>> START EXCERPTED TEXT

Compilation album by James Brown
- Released: 1988
- Recorded: December 12, 1967 – September 14, 1972
- Venue: Bell Auditorium (Augusta, Georgia) (Track 5 & 6) Apollo Theater (New York City, New York) (Track 1)
- Studio: King (Cincinnati, Ohio) (Track 2, 4 & 8); RCA (Los Angeles, California) (Track 7); Mastersound (Los Angeles, California) (Track 12); Criteria (Miami, Florida) (Track 6 & 13); Starday-King (Nashville, Tennessee) (Track 3); Bobby Smith (Augusta, Georgia) (Track 11); United Artists (Los Angeles, California) (Track 10);
- Genre: Funk
- Length: 55:26
- Label: Polydor 837 126-2
- Producer: James Brown, Tim Rogers, Cliff White

James Brown chronology
| James Brown's Funky People (Part 2) (1988) | Motherlode (1988) | Roots of a Revolution (1989) |

= Motherlode (James Brown album) =

Motherlode is a 1988 James Brown compilation album. Created as a follow-up to the successful 1986 compilation In the Jungle Groove, it similarly focuses on Brown's funk recordings of the late 1960s and early 1970s. It includes live performances and remixes as well as studio recordings, most of them previously unissued. Writing in 2007, critic Robert Christgau called it "the finest of the classic [James Brown] comps". Highlights include a live "Say It Loud – I'm Black and I'm Proud", the first album release of "I Got Ants in My Pants (and I Want to Dance)", the latter-day UK chart hit "She's the One", and a nine-minute-long remix of "People Get Up and Drive Your Funky Soul" from the Slaughter's Big Rip-Off soundtrack.

In 2003 Motherlode was reissued with remastered sound, an unedited version of the track "Can I Get Some Help", and two bonus tracks, the 1969 song "You've Changed" and an alternate mix of 1976's "Bodyheat".

>> END EXCERPTED TEXT
>> START EXTRACTED RECORDS

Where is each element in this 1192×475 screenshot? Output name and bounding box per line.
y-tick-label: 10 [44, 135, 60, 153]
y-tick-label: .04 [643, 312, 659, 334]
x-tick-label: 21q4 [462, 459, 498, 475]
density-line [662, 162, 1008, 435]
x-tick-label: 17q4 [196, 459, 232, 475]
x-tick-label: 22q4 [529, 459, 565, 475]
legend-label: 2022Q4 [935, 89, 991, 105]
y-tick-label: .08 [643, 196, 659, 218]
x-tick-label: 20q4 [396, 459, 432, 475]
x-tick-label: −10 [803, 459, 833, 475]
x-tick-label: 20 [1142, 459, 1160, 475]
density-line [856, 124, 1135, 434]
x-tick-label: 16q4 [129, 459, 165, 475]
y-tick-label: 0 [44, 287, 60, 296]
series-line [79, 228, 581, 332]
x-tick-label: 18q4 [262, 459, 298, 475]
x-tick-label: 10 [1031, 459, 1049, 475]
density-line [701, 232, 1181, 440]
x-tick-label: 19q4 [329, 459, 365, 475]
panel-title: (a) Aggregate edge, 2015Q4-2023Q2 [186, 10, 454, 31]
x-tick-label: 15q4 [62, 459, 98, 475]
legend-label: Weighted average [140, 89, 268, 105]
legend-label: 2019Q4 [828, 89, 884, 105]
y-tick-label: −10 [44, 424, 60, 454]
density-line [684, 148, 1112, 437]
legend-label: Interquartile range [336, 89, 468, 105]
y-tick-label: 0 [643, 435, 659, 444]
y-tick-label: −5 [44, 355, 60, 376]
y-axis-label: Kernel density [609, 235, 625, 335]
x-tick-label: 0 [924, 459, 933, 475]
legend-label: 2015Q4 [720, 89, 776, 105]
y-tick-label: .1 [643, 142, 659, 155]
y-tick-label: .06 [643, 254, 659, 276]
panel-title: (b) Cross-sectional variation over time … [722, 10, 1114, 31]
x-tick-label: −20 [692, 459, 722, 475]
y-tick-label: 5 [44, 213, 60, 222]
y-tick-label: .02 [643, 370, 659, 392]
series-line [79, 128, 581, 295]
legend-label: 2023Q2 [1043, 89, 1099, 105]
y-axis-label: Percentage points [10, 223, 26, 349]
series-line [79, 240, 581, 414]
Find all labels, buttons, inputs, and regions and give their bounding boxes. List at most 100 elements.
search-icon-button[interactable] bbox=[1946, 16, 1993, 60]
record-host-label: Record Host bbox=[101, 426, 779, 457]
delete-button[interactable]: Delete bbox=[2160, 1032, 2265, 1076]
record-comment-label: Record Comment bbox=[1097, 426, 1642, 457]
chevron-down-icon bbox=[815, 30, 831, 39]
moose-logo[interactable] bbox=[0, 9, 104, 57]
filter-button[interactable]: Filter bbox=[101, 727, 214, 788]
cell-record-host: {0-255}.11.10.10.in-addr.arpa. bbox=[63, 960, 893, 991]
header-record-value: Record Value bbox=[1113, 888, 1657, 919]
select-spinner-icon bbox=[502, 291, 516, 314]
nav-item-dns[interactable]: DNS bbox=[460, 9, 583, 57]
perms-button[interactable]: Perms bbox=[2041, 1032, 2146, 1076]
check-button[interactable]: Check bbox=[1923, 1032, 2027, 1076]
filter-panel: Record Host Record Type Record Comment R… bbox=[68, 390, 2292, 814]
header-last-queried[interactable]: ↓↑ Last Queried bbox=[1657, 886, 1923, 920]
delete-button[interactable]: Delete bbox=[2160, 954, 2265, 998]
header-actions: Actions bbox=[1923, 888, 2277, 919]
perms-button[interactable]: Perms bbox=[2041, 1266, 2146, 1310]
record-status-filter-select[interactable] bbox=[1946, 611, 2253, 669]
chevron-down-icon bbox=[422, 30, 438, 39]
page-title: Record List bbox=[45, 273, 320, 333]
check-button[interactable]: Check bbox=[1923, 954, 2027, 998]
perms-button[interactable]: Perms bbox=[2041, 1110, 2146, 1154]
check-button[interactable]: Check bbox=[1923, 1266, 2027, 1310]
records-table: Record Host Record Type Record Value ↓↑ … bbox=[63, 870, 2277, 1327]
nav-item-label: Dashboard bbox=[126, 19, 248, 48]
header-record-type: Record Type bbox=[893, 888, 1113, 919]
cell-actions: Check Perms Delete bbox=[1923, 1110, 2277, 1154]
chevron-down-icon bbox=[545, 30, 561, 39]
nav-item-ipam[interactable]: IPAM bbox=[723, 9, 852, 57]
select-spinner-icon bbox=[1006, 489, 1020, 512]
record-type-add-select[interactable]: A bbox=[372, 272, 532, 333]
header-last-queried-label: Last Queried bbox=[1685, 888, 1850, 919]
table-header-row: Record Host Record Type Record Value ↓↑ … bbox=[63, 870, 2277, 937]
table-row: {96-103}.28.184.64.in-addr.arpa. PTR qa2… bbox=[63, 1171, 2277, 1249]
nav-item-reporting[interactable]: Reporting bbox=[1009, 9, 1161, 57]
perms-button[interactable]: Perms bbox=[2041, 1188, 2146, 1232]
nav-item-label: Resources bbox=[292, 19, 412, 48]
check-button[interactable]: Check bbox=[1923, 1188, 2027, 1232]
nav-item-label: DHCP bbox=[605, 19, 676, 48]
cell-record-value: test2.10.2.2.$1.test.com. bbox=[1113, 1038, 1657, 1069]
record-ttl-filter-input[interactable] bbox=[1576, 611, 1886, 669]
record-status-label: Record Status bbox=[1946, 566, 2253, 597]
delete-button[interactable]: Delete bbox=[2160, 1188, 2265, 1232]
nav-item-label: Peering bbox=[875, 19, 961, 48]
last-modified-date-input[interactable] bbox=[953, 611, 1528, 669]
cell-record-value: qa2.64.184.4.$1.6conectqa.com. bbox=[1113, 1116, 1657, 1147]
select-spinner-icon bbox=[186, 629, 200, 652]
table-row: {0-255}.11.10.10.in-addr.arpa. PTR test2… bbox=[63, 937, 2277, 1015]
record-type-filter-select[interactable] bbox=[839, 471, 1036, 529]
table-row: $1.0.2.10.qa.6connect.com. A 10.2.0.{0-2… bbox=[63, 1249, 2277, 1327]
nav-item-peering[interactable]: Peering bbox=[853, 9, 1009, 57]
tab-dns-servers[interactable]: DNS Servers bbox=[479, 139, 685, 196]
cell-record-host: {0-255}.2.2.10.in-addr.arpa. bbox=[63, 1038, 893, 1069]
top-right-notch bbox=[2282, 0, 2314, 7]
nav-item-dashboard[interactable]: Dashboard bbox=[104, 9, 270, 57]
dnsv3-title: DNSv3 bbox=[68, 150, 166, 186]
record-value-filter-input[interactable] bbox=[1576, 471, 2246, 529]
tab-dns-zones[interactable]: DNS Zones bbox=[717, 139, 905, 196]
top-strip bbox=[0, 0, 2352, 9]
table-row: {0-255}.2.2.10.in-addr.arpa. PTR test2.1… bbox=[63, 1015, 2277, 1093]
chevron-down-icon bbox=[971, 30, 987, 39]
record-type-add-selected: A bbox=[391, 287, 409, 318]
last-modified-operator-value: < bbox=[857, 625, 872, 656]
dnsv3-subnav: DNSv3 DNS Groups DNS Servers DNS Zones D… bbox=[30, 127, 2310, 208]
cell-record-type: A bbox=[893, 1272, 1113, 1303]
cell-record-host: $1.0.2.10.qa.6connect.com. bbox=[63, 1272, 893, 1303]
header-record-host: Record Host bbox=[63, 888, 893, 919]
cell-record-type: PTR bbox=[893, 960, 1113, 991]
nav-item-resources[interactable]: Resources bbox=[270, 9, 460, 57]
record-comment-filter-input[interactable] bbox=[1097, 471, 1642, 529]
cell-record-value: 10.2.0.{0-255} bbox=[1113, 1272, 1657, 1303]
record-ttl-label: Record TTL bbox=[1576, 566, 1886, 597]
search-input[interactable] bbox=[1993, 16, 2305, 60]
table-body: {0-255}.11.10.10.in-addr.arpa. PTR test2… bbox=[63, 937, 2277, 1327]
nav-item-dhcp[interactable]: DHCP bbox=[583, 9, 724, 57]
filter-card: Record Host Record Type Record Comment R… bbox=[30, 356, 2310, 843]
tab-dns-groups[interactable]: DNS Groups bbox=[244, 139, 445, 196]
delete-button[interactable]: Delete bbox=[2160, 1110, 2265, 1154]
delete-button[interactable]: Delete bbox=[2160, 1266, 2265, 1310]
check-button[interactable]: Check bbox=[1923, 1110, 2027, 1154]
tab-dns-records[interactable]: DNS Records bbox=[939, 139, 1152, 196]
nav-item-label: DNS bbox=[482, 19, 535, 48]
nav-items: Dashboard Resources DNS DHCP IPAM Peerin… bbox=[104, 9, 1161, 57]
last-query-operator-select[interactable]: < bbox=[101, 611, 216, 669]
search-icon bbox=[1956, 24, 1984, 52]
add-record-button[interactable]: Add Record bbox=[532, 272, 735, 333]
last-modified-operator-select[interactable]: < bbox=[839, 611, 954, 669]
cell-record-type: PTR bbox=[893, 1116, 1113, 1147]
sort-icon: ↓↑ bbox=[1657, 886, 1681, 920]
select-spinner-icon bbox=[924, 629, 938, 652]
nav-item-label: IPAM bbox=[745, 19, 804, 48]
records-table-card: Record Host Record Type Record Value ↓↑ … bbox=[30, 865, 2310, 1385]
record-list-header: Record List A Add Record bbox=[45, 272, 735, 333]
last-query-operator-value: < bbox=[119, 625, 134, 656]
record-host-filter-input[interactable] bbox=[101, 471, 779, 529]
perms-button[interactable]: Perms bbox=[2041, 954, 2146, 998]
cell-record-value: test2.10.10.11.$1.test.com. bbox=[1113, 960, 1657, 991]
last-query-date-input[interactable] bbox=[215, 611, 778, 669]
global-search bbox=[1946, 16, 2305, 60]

>> END EXTRACTED RECORDS

== TASK A ==
Which studios does the Motherlode text list for the album's recordings?
== TASK B ==
Set down the passage of the Motherlode text starting with "James Brown chronology" and going on through "Big Rip-Off soundtrack.".
== TASK C ==
What two bonus tracks did the 2003 reissue add, according to the Motherlode text?

== CORRECT OUTPUT A ==
King, RCA, Mastersound, Criteria, Starday-King, Bobby Smith, United Artists

== CORRECT OUTPUT B ==
James Brown chronology
| James Brown's Funky People (Part 2) (1988) | Motherlode (1988) | Roots of a Revolution (1989) |

= Motherlode (James Brown album) =

Motherlode is a 1988 James Brown compilation album. Created as a follow-up to the successful 1986 compilation In the Jungle Groove, it similarly focuses on Brown's funk recordings of the late 1960s and early 1970s. It includes live performances and remixes as well as studio recordings, most of them previously unissued. Writing in 2007, critic Robert Christgau called it "the finest of the classic [James Brown] comps". Highlights include a live "Say It Loud – I'm Black and I'm Proud", the first album release of "I Got Ants in My Pants (and I Want to Dance)", the latter-day UK chart hit "She's the One", and a nine-minute-long remix of "People Get Up and Drive Your Funky Soul" from the Slaughter's Big Rip-Off soundtrack.

== CORRECT OUTPUT C ==
The 1969 song "You've Changed" and an alternate mix of 1976's "Bodyheat".